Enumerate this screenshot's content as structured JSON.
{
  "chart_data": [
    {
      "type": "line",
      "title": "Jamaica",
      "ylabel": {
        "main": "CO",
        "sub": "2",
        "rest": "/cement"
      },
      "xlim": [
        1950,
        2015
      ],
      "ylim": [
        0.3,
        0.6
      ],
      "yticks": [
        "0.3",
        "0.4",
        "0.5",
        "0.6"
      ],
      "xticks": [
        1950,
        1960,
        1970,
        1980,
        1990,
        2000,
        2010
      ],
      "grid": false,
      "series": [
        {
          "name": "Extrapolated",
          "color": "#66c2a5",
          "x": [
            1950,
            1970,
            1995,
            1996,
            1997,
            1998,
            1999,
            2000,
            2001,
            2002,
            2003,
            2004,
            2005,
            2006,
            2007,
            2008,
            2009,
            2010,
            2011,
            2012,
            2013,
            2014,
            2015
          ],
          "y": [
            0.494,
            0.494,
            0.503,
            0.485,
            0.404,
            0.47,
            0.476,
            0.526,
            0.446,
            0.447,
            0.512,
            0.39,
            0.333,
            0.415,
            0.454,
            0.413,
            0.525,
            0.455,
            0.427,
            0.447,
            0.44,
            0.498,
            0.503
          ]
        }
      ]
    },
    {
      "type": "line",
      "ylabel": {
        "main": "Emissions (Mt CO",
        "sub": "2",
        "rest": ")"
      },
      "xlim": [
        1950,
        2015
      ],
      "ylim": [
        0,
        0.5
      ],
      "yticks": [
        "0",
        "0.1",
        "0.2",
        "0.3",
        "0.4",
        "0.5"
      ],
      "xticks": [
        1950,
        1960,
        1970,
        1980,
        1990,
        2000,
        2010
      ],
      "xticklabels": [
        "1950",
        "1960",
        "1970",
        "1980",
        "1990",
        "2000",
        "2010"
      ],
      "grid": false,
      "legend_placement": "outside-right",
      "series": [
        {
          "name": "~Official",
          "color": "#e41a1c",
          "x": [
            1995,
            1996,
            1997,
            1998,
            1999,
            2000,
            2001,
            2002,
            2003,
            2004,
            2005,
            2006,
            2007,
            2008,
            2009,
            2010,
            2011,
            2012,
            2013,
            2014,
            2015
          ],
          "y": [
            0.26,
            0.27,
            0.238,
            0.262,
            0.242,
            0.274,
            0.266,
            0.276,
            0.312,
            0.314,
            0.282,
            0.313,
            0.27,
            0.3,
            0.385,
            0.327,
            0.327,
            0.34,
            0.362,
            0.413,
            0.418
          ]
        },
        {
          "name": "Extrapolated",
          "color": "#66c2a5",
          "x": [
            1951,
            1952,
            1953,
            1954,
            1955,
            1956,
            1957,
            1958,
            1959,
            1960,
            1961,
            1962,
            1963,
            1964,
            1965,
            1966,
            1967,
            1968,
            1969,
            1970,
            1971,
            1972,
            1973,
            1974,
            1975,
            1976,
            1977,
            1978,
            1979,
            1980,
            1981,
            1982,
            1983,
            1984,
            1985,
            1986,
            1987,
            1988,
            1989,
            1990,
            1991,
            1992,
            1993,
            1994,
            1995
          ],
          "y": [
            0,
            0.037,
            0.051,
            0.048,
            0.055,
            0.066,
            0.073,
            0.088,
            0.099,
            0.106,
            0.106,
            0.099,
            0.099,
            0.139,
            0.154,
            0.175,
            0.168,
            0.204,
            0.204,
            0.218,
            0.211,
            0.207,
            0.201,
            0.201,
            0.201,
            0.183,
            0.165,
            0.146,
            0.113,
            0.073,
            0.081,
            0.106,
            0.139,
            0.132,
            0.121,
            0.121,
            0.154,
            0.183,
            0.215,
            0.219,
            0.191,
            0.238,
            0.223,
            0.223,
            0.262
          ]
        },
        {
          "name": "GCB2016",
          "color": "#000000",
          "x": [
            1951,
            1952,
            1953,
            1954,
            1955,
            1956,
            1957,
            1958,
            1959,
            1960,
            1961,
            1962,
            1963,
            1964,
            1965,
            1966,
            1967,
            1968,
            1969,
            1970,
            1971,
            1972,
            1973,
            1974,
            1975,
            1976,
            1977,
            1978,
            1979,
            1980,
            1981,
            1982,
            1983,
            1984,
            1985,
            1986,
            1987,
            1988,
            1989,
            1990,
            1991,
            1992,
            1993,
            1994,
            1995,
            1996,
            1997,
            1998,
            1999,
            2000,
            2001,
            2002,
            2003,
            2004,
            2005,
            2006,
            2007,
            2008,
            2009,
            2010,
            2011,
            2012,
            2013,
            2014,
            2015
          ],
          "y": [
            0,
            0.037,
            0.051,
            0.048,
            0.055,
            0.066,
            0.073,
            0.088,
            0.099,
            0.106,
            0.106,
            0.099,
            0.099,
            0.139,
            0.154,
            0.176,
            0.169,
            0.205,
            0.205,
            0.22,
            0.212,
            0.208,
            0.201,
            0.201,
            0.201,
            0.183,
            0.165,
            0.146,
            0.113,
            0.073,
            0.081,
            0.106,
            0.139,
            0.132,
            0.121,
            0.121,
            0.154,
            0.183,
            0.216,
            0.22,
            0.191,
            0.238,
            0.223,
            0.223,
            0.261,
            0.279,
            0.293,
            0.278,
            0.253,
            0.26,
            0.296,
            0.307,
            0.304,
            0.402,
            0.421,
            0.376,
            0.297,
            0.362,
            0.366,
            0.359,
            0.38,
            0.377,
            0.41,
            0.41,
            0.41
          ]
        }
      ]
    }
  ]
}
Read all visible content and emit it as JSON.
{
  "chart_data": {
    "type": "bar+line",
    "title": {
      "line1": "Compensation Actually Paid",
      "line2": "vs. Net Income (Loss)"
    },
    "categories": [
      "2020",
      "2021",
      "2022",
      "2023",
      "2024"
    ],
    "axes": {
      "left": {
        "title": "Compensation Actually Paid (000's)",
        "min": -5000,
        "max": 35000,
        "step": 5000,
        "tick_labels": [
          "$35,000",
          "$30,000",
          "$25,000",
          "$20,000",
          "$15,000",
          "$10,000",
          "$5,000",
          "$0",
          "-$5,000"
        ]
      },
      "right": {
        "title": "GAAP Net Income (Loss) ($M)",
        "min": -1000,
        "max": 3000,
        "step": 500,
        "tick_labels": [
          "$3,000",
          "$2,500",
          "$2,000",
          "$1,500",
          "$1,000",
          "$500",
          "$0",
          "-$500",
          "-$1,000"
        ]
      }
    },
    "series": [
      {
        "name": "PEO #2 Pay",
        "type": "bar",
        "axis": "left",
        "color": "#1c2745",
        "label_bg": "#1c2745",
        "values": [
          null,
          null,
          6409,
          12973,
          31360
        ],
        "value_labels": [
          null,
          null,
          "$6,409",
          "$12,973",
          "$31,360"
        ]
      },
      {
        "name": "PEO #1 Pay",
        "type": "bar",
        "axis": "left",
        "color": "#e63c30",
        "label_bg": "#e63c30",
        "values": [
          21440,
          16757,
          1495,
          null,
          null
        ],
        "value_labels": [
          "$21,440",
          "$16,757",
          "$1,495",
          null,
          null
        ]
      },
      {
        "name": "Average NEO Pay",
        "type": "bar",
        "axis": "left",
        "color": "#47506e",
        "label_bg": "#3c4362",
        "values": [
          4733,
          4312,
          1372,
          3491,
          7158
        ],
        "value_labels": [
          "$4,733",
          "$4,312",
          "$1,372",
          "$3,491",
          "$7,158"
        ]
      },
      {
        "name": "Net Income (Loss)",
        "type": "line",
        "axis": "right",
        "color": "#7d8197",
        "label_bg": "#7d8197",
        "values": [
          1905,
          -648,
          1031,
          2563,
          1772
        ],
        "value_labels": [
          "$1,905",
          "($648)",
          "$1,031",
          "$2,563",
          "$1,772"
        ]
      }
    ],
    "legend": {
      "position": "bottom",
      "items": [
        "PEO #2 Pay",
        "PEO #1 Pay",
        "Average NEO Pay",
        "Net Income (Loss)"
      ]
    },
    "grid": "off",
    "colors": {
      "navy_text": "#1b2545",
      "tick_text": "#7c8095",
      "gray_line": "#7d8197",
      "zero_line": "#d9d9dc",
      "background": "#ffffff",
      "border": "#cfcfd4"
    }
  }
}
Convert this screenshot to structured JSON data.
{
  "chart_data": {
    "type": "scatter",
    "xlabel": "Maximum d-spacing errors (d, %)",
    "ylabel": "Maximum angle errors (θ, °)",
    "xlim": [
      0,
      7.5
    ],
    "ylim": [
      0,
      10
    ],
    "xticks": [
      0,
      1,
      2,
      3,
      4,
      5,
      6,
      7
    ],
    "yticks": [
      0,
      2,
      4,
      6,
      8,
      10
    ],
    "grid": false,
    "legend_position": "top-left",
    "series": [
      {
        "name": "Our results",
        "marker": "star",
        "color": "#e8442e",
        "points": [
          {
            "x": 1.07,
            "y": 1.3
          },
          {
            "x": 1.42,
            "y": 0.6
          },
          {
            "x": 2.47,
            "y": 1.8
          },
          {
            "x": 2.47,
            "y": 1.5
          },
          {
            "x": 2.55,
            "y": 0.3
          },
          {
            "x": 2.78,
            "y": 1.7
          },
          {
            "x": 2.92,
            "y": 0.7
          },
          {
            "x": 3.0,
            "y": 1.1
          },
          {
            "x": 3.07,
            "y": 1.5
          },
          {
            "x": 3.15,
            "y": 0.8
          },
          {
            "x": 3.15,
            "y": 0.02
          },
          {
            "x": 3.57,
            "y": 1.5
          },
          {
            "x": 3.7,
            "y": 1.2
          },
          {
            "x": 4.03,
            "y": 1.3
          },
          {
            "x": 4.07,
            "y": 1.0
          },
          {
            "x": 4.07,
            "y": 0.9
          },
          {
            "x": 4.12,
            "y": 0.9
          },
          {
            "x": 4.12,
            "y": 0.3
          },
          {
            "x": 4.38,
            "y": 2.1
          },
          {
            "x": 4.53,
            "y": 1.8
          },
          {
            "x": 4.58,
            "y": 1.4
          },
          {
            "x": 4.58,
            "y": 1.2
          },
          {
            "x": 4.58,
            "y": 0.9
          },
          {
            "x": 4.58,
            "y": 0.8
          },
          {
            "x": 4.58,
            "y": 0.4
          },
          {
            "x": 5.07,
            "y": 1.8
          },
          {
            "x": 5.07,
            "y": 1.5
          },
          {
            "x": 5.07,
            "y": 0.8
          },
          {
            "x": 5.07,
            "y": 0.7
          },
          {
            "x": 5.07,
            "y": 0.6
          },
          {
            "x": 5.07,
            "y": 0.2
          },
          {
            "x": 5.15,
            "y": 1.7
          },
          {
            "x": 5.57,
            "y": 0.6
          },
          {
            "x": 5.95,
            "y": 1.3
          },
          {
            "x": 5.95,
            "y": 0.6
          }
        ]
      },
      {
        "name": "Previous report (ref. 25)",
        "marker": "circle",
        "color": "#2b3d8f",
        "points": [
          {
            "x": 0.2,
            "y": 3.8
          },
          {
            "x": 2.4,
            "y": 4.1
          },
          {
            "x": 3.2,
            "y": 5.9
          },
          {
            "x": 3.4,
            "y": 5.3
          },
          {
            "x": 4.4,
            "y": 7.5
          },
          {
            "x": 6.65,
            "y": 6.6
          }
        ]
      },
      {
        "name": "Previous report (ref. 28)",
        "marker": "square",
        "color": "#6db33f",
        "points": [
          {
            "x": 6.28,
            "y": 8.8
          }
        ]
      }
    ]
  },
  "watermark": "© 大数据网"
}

_ _ _ _ _ _ _

▶ _Challenge_: All lines above with "errors" in them should be returned.

▶ _Full output_:
    "xlabel": "Maximum d-spacing errors (d, %)",
    "ylabel": "Maximum angle errors (θ, °)",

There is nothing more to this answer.